Every entry here needs to be repeated exactly.

Excerpted records
===
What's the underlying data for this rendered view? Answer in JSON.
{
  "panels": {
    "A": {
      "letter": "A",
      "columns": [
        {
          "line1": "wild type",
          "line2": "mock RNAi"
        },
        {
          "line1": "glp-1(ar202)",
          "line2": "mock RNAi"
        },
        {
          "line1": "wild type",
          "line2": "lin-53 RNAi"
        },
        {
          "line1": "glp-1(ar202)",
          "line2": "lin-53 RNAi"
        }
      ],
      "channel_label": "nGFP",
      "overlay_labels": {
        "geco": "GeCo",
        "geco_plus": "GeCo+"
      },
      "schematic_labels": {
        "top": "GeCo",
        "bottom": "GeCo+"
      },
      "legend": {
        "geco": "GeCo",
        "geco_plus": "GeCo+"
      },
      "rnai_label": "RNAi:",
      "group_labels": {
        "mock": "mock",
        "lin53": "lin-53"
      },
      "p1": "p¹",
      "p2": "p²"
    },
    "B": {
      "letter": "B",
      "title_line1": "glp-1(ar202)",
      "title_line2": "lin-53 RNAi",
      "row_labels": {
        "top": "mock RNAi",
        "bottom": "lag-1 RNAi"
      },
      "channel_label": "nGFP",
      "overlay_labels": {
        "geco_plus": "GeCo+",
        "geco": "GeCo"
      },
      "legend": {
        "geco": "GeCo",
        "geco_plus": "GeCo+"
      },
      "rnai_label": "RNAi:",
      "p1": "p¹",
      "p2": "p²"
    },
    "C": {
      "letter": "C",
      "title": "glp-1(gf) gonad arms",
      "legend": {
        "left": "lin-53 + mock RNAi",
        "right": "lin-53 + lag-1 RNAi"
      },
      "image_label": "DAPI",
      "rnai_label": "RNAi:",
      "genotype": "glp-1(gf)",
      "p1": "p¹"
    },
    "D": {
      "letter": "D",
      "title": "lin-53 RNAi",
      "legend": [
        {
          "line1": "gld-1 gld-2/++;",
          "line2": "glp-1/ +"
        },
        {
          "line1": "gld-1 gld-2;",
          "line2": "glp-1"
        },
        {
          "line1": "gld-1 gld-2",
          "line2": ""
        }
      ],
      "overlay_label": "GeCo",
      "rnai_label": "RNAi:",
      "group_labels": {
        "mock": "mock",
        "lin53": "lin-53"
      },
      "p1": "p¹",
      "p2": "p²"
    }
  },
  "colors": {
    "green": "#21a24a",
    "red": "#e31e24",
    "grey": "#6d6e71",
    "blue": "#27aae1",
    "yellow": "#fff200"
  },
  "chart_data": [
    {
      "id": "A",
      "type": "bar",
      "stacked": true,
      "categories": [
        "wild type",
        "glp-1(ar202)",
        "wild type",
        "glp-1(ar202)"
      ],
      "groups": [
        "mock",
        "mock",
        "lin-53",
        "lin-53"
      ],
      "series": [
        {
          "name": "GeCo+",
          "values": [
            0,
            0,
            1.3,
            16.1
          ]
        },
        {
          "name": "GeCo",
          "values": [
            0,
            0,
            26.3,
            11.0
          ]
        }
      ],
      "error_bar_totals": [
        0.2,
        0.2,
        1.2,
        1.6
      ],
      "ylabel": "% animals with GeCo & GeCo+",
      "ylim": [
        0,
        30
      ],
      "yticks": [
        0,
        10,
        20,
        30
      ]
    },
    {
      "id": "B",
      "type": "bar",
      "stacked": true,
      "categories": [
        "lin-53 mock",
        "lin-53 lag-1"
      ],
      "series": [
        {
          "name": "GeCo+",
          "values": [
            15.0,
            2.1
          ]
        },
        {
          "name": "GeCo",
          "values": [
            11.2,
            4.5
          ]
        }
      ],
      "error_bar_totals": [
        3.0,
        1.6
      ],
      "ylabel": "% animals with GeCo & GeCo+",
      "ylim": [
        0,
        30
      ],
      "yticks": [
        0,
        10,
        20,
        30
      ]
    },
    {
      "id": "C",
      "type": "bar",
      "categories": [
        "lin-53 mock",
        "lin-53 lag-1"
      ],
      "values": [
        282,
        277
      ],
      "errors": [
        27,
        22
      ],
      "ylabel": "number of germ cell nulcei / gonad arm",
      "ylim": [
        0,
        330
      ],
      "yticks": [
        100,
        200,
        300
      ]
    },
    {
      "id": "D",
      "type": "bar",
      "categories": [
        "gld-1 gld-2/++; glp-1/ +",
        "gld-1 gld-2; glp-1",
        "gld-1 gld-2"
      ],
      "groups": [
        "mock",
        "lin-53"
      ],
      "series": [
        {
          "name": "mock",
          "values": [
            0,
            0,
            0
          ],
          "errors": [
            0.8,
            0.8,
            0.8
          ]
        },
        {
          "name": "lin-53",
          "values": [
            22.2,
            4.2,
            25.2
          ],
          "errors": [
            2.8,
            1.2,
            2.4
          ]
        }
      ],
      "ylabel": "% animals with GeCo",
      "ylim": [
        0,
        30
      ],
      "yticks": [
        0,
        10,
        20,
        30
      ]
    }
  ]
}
===
Finished task
What's the underlying data for this rendered view? Answer in JSON.
{
  "panels": {
    "A": {
      "letter": "A",
      "columns": [
        {
          "line1": "wild type",
          "line2": "mock RNAi"
        },
        {
          "line1": "glp-1(ar202)",
          "line2": "mock RNAi"
        },
        {
          "line1": "wild type",
          "line2": "lin-53 RNAi"
        },
        {
          "line1": "glp-1(ar202)",
          "line2": "lin-53 RNAi"
        }
      ],
      "channel_label": "nGFP",
      "overlay_labels": {
        "geco": "GeCo",
        "geco_plus": "GeCo+"
      },
      "schematic_labels": {
        "top": "GeCo",
        "bottom": "GeCo+"
      },
      "legend": {
        "geco": "GeCo",
        "geco_plus": "GeCo+"
      },
      "rnai_label": "RNAi:",
      "group_labels": {
        "mock": "mock",
        "lin53": "lin-53"
      },
      "p1": "p¹",
      "p2": "p²"
    },
    "B": {
      "letter": "B",
      "title_line1": "glp-1(ar202)",
      "title_line2": "lin-53 RNAi",
      "row_labels": {
        "top": "mock RNAi",
        "bottom": "lag-1 RNAi"
      },
      "channel_label": "nGFP",
      "overlay_labels": {
        "geco_plus": "GeCo+",
        "geco": "GeCo"
      },
      "legend": {
        "geco": "GeCo",
        "geco_plus": "GeCo+"
      },
      "rnai_label": "RNAi:",
      "p1": "p¹",
      "p2": "p²"
    },
    "C": {
      "letter": "C",
      "title": "glp-1(gf) gonad arms",
      "legend": {
        "left": "lin-53 + mock RNAi",
        "right": "lin-53 + lag-1 RNAi"
      },
      "image_label": "DAPI",
      "rnai_label": "RNAi:",
      "genotype": "glp-1(gf)",
      "p1": "p¹"
    },
    "D": {
      "letter": "D",
      "title": "lin-53 RNAi",
      "legend": [
        {
          "line1": "gld-1 gld-2/++;",
          "line2": "glp-1/ +"
        },
        {
          "line1": "gld-1 gld-2;",
          "line2": "glp-1"
        },
        {
          "line1": "gld-1 gld-2",
          "line2": ""
        }
      ],
      "overlay_label": "GeCo",
      "rnai_label": "RNAi:",
      "group_labels": {
        "mock": "mock",
        "lin53": "lin-53"
      },
      "p1": "p¹",
      "p2": "p²"
    }
  },
  "colors": {
    "green": "#21a24a",
    "red": "#e31e24",
    "grey": "#6d6e71",
    "blue": "#27aae1",
    "yellow": "#fff200"
  },
  "chart_data": [
    {
      "id": "A",
      "type": "bar",
      "stacked": true,
      "categories": [
        "wild type",
        "glp-1(ar202)",
        "wild type",
        "glp-1(ar202)"
      ],
      "groups": [
        "mock",
        "mock",
        "lin-53",
        "lin-53"
      ],
      "series": [
        {
          "name": "GeCo+",
          "values": [
            0,
            0,
            1.3,
            16.1
          ]
        },
        {
          "name": "GeCo",
          "values": [
            0,
            0,
            26.3,
            11.0
          ]
        }
      ],
      "error_bar_totals": [
        0.2,
        0.2,
        1.2,
        1.6
      ],
      "ylabel": "% animals with GeCo & GeCo+",
      "ylim": [
        0,
        30
      ],
      "yticks": [
        0,
        10,
        20,
        30
      ]
    },
    {
      "id": "B",
      "type": "bar",
      "stacked": true,
      "categories": [
        "lin-53 mock",
        "lin-53 lag-1"
      ],
      "series": [
        {
          "name": "GeCo+",
          "values": [
            15.0,
            2.1
          ]
        },
        {
          "name": "GeCo",
          "values": [
            11.2,
            4.5
          ]
        }
      ],
      "error_bar_totals": [
        3.0,
        1.6
      ],
      "ylabel": "% animals with GeCo & GeCo+",
      "ylim": [
        0,
        30
      ],
      "yticks": [
        0,
        10,
        20,
        30
      ]
    },
    {
      "id": "C",
      "type": "bar",
      "categories": [
        "lin-53 mock",
        "lin-53 lag-1"
      ],
      "values": [
        282,
        277
      ],
      "errors": [
        27,
        22
      ],
      "ylabel": "number of germ cell nulcei / gonad arm",
      "ylim": [
        0,
        330
      ],
      "yticks": [
        100,
        200,
        300
      ]
    },
    {
      "id": "D",
      "type": "bar",
      "categories": [
        "gld-1 gld-2/++; glp-1/ +",
        "gld-1 gld-2; glp-1",
        "gld-1 gld-2"
      ],
      "groups": [
        "mock",
        "lin-53"
      ],
      "series": [
        {
          "name": "mock",
          "values": [
            0,
            0,
            0
          ],
          "errors": [
            0.8,
            0.8,
            0.8
          ]
        },
        {
          "name": "lin-53",
          "values": [
            22.2,
            4.2,
            25.2
          ],
          "errors": [
            2.8,
            1.2,
            2.4
          ]
        }
      ],
      "ylabel": "% animals with GeCo",
      "ylim": [
        0,
        30
      ],
      "yticks": [
        0,
        10,
        20,
        30
      ]
    }
  ]
}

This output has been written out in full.